▶ **Goal of the exercise**
Note how many lines contain "EMILIO" and give that number, with nothing else.

* Begin *

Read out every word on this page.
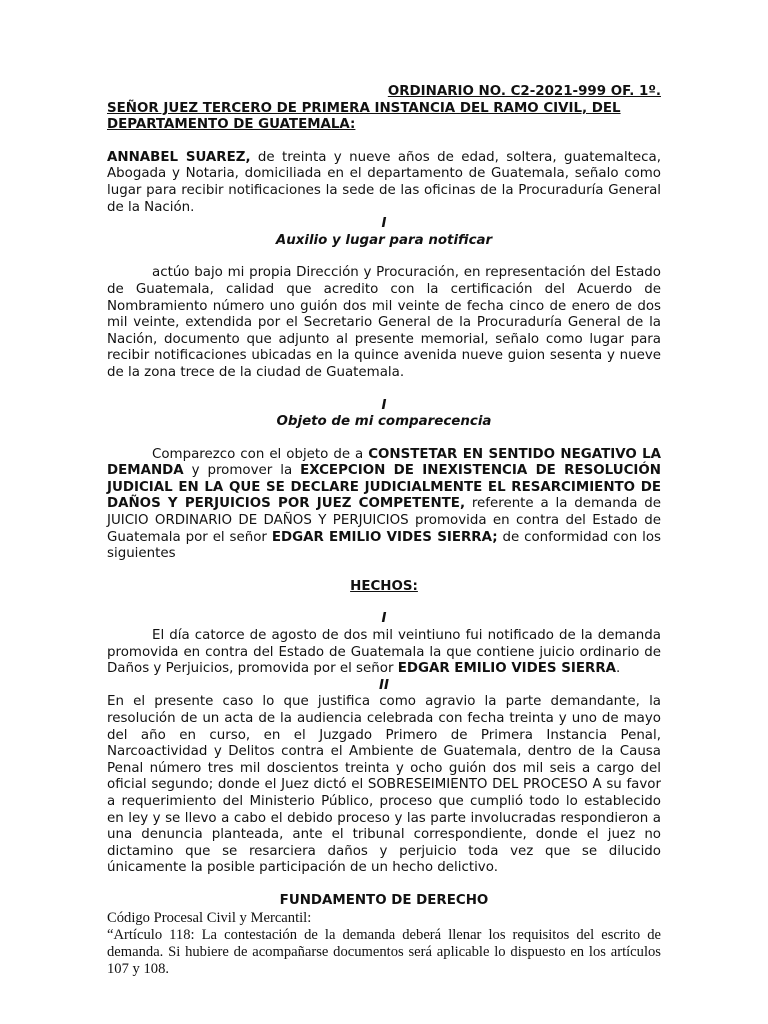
ORDINARIO NO. C2-2021-999 OF. 1º.

SEÑOR JUEZ TERCERO DE PRIMERA INSTANCIA DEL RAMO CIVIL, DEL DEPARTAMENTO DE GUATEMALA:

ANNABEL SUAREZ, de treinta y nueve años de edad, soltera, guatemalteca, Abogada y Notaria, domiciliada en el departamento de Guatemala, señalo como lugar para recibir notificaciones la sede de las oficinas de la Procuraduría General de la Nación.

I

Auxilio y lugar para notificar

actúo bajo mi propia Dirección y Procuración, en representación del Estado de Guatemala, calidad que acredito con la certificación del Acuerdo de Nombramiento número uno guión dos mil veinte de fecha cinco de enero de dos mil veinte, extendida por el Secretario General de la Procuraduría General de la Nación, documento que adjunto al presente memorial, señalo como lugar para recibir notificaciones ubicadas en la quince avenida nueve guion sesenta y nueve de la zona trece de la ciudad de Guatemala.

I

Objeto de mi comparecencia

Comparezco con el objeto de a CONSTETAR EN SENTIDO NEGATIVO LA DEMANDA y promover la EXCEPCION DE INEXISTENCIA DE RESOLUCIÓN JUDICIAL EN LA QUE SE DECLARE JUDICIALMENTE EL RESARCIMIENTO DE DAÑOS Y PERJUICIOS POR JUEZ COMPETENTE, referente a la demanda de JUICIO ORDINARIO DE DAÑOS Y PERJUICIOS promovida en contra del Estado de Guatemala por el señor EDGAR EMILIO VIDES SIERRA; de conformidad con los siguientes

HECHOS:

I

El día catorce de agosto de dos mil veintiuno fui notificado de la demanda promovida en contra del Estado de Guatemala la que contiene juicio ordinario de Daños y Perjuicios, promovida por el señor EDGAR EMILIO VIDES SIERRA.

II

En el presente caso lo que justifica como agravio la parte demandante, la resolución de un acta de la audiencia celebrada con fecha treinta y uno de mayo del año en curso, en el Juzgado Primero de Primera Instancia Penal, Narcoactividad y Delitos contra el Ambiente de Guatemala, dentro de la Causa Penal número tres mil doscientos treinta y ocho guión dos mil seis a cargo del oficial segundo; donde el Juez dictó el SOBRESEIMIENTO DEL PROCESO A su favor a requerimiento del Ministerio Público, proceso que cumplió todo lo establecido en ley y se llevo a cabo el debido proceso y las parte involucradas respondieron a una denuncia planteada, ante el tribunal correspondiente, donde el juez no dictamino que se resarciera daños y perjuicio toda vez que se dilucido únicamente la posible participación de un hecho delictivo.

FUNDAMENTO DE DERECHO

Código Procesal Civil y Mercantil:

“Artículo 118: La contestación de la demanda deberá llenar los requisitos del escrito de demanda. Si hubiere de acompañarse documentos será aplicable lo dispuesto en los artículos 107 y 108.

* End *

▶ **Output**
2